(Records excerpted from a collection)

○ ○ ○

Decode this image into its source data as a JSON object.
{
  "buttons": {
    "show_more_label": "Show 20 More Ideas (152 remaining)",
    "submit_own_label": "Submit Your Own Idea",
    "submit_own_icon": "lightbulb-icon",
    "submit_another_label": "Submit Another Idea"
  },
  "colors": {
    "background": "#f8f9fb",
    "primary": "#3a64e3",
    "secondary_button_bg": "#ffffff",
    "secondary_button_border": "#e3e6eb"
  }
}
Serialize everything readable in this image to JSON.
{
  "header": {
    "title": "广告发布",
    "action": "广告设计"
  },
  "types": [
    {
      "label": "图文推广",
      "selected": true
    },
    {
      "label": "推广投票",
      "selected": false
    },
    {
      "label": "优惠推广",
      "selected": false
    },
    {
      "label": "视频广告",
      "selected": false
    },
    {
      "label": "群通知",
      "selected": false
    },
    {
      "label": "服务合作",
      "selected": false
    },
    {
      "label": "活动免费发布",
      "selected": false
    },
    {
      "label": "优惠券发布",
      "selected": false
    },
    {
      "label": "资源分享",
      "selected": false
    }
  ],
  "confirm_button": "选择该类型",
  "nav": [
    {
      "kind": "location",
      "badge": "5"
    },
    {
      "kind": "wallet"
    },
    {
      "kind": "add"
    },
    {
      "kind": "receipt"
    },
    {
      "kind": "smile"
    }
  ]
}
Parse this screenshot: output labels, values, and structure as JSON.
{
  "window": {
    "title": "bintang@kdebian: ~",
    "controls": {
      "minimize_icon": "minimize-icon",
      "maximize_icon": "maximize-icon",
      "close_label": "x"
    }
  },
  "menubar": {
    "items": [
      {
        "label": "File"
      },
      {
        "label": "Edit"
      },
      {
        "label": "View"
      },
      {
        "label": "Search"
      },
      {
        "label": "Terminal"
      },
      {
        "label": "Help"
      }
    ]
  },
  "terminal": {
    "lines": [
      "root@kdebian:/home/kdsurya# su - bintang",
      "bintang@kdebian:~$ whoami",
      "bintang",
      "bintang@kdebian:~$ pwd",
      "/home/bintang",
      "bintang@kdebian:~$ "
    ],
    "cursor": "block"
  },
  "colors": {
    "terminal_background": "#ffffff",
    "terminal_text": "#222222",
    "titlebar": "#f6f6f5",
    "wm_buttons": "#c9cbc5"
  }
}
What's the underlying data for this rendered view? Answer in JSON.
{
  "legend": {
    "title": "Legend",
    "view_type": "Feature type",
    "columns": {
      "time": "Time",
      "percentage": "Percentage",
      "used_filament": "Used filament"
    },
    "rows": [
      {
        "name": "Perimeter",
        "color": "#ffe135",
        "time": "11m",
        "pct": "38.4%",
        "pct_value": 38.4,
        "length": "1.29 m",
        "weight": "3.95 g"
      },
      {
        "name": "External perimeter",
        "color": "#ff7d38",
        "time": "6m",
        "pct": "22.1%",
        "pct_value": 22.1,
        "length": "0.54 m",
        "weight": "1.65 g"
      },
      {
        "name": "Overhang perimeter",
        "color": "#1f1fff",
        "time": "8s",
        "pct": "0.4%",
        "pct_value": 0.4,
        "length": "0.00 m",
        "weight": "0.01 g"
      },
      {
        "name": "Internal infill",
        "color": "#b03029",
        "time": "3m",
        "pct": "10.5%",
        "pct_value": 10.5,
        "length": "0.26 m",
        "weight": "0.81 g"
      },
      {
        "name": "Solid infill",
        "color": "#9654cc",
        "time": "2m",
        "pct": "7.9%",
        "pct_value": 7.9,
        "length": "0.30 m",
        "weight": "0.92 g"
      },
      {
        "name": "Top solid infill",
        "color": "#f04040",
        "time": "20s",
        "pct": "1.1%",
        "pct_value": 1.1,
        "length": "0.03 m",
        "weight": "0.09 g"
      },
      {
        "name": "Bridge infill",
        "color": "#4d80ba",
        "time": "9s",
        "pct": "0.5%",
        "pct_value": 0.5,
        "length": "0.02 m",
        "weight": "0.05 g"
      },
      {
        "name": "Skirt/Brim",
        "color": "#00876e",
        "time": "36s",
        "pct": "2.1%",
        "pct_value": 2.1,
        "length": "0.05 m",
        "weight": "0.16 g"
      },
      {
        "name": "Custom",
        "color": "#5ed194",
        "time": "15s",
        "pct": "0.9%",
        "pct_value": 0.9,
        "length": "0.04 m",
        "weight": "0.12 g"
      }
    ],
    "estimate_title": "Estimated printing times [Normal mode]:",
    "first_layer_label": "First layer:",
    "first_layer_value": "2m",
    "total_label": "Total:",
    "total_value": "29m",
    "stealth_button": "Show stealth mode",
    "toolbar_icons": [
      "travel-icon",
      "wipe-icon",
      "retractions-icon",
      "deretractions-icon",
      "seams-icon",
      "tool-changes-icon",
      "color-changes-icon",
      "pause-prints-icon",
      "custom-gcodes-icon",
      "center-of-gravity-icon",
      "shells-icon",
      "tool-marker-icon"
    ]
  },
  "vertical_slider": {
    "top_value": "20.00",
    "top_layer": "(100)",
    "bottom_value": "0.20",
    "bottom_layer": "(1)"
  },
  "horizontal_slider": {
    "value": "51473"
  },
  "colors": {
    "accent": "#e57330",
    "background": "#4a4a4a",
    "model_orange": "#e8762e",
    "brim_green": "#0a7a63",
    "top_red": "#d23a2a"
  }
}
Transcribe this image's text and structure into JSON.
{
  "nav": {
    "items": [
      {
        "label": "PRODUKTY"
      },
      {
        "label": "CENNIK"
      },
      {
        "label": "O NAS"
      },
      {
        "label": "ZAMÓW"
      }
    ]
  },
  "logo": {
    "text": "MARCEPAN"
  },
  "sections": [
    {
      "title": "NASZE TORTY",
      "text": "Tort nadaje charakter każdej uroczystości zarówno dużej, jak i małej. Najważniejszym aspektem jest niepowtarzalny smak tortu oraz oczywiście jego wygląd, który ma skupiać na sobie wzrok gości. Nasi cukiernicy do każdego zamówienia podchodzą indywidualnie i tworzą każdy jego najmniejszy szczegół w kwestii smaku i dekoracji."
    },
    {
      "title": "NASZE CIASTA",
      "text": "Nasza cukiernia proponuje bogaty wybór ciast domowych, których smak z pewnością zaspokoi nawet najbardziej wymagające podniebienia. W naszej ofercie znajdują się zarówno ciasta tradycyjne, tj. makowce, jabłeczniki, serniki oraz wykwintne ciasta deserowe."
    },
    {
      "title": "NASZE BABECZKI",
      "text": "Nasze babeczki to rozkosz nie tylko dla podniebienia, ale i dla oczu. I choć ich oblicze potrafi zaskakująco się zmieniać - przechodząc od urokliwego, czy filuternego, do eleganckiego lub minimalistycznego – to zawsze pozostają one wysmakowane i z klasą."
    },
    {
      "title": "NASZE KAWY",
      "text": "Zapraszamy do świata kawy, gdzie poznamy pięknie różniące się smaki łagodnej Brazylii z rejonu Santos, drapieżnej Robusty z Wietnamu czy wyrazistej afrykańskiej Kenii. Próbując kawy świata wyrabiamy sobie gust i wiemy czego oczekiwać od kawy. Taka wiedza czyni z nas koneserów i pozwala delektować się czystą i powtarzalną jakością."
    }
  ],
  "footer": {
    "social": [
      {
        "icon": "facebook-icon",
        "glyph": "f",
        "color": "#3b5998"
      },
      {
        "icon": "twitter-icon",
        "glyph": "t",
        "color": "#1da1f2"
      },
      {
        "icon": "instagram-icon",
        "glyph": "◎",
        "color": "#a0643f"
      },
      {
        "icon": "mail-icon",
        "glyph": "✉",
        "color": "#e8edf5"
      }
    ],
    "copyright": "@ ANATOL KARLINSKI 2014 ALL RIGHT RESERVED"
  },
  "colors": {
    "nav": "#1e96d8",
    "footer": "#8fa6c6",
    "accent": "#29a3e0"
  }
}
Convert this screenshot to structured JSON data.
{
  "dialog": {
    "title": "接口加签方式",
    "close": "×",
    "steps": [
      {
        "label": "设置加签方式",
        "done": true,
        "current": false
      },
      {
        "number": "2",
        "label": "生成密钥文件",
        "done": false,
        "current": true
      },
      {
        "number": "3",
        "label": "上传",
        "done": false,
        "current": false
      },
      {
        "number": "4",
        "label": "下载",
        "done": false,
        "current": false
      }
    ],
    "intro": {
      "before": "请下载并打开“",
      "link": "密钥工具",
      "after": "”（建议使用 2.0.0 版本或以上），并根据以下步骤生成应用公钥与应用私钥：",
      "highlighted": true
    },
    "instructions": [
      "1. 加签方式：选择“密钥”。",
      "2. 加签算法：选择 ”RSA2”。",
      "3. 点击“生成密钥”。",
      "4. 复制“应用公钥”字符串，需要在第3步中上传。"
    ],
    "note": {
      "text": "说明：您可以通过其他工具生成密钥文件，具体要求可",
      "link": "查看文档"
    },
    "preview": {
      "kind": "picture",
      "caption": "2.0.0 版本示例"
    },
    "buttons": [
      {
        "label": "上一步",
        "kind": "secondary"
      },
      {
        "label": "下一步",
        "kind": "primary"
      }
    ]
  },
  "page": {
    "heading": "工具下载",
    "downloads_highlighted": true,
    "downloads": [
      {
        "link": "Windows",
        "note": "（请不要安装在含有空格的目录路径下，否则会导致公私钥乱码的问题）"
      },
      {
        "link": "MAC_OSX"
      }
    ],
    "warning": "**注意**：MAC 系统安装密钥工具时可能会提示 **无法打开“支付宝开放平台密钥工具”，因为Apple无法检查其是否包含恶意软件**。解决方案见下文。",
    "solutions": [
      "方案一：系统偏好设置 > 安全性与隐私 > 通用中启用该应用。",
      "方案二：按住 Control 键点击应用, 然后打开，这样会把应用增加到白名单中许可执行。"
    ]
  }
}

○ ○ ○

*WHAT TO PRODUCE*: Give the count of lines in the listing above that include "screenshot", with no other words.

*WRITTEN ANSWER*: 2